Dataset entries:
--------------------
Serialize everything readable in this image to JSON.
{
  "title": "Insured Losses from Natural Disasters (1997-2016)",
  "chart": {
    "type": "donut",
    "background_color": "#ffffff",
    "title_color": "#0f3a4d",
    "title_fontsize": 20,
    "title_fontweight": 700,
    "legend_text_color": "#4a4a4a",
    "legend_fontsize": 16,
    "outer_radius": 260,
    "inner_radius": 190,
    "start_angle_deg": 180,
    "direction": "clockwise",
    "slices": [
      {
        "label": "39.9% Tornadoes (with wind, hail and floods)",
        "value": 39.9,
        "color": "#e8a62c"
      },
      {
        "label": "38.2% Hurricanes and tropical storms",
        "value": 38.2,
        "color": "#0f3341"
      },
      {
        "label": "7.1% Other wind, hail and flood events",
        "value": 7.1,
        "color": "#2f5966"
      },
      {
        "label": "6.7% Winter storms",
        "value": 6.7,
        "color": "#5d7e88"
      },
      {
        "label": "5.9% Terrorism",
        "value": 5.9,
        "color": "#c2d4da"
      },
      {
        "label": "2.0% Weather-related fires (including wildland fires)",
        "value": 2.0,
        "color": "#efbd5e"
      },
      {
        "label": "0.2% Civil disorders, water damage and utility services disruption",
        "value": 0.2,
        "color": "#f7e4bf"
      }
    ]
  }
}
--------------------
Required work
Show all lines in the entries above where the word "wind" appears.

Written solution
        "label": "39.9% Tornadoes (with wind, hail and floods)",
        "label": "7.1% Other wind, hail and flood events",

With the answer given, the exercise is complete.